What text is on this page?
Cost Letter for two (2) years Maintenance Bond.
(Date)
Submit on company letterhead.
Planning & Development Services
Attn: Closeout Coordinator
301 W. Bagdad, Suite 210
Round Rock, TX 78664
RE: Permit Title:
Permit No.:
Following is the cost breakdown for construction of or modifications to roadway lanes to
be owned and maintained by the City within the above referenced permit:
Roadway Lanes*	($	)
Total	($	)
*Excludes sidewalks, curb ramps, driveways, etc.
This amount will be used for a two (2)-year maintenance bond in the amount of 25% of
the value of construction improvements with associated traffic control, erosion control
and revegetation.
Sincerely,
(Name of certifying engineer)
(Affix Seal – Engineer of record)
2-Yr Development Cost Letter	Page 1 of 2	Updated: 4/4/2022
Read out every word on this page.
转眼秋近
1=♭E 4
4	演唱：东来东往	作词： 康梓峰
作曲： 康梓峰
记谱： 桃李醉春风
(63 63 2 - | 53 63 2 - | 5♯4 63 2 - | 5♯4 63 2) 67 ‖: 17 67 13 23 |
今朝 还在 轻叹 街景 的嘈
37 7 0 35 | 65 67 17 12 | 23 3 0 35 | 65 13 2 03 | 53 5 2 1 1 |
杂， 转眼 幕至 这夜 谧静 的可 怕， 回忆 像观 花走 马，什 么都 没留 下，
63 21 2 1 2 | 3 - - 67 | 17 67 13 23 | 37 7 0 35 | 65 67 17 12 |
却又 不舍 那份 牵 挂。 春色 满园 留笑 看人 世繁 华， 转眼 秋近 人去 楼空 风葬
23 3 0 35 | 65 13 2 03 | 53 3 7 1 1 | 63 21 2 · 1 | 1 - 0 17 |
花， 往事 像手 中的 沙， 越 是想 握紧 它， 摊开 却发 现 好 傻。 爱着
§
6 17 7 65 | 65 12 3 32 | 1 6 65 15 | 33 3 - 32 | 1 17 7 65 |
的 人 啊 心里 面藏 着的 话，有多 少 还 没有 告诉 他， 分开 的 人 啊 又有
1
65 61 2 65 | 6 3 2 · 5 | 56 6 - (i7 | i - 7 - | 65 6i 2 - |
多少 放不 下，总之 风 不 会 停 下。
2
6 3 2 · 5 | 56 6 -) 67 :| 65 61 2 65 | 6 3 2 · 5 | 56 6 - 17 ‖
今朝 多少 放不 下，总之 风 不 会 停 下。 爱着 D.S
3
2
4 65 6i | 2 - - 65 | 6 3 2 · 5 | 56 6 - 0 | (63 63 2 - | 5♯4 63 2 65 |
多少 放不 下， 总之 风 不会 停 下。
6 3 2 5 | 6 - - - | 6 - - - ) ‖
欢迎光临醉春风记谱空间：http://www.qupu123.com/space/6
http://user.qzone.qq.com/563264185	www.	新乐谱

**Exercise description:**
Return every entry exactly as given.

**Solution for this exercise:**
What text is on this page?
Cost Letter for two (2) years Maintenance Bond.
(Date)
Submit on company letterhead.
Planning & Development Services
Attn: Closeout Coordinator
301 W. Bagdad, Suite 210
Round Rock, TX 78664
RE: Permit Title:
Permit No.:
Following is the cost breakdown for construction of or modifications to roadway lanes to
be owned and maintained by the City within the above referenced permit:
Roadway Lanes*	($	)
Total	($	)
*Excludes sidewalks, curb ramps, driveways, etc.
This amount will be used for a two (2)-year maintenance bond in the amount of 25% of
the value of construction improvements with associated traffic control, erosion control
and revegetation.
Sincerely,
(Name of certifying engineer)
(Affix Seal – Engineer of record)
2-Yr Development Cost Letter	Page 1 of 2	Updated: 4/4/2022
Read out every word on this page.
转眼秋近
1=♭E 4
4	演唱：东来东往	作词： 康梓峰
作曲： 康梓峰
记谱： 桃李醉春风
(63 63 2 - | 53 63 2 - | 5♯4 63 2 - | 5♯4 63 2) 67 ‖: 17 67 13 23 |
今朝 还在 轻叹 街景 的嘈
37 7 0 35 | 65 67 17 12 | 23 3 0 35 | 65 13 2 03 | 53 5 2 1 1 |
杂， 转眼 幕至 这夜 谧静 的可 怕， 回忆 像观 花走 马，什 么都 没留 下，
63 21 2 1 2 | 3 - - 67 | 17 67 13 23 | 37 7 0 35 | 65 67 17 12 |
却又 不舍 那份 牵 挂。 春色 满园 留笑 看人 世繁 华， 转眼 秋近 人去 楼空 风葬
23 3 0 35 | 65 13 2 03 | 53 3 7 1 1 | 63 21 2 · 1 | 1 - 0 17 |
花， 往事 像手 中的 沙， 越 是想 握紧 它， 摊开 却发 现 好 傻。 爱着
§
6 17 7 65 | 65 12 3 32 | 1 6 65 15 | 33 3 - 32 | 1 17 7 65 |
的 人 啊 心里 面藏 着的 话，有多 少 还 没有 告诉 他， 分开 的 人 啊 又有
1
65 61 2 65 | 6 3 2 · 5 | 56 6 - (i7 | i - 7 - | 65 6i 2 - |
多少 放不 下，总之 风 不 会 停 下。
2
6 3 2 · 5 | 56 6 -) 67 :| 65 61 2 65 | 6 3 2 · 5 | 56 6 - 17 ‖
今朝 多少 放不 下，总之 风 不 会 停 下。 爱着 D.S
3
2
4 65 6i | 2 - - 65 | 6 3 2 · 5 | 56 6 - 0 | (63 63 2 - | 5♯4 63 2 65 |
多少 放不 下， 总之 风 不会 停 下。
6 3 2 5 | 6 - - - | 6 - - - ) ‖
欢迎光临醉春风记谱空间：http://www.qupu123.com/space/6
http://user.qzone.qq.com/563264185	www.	新乐谱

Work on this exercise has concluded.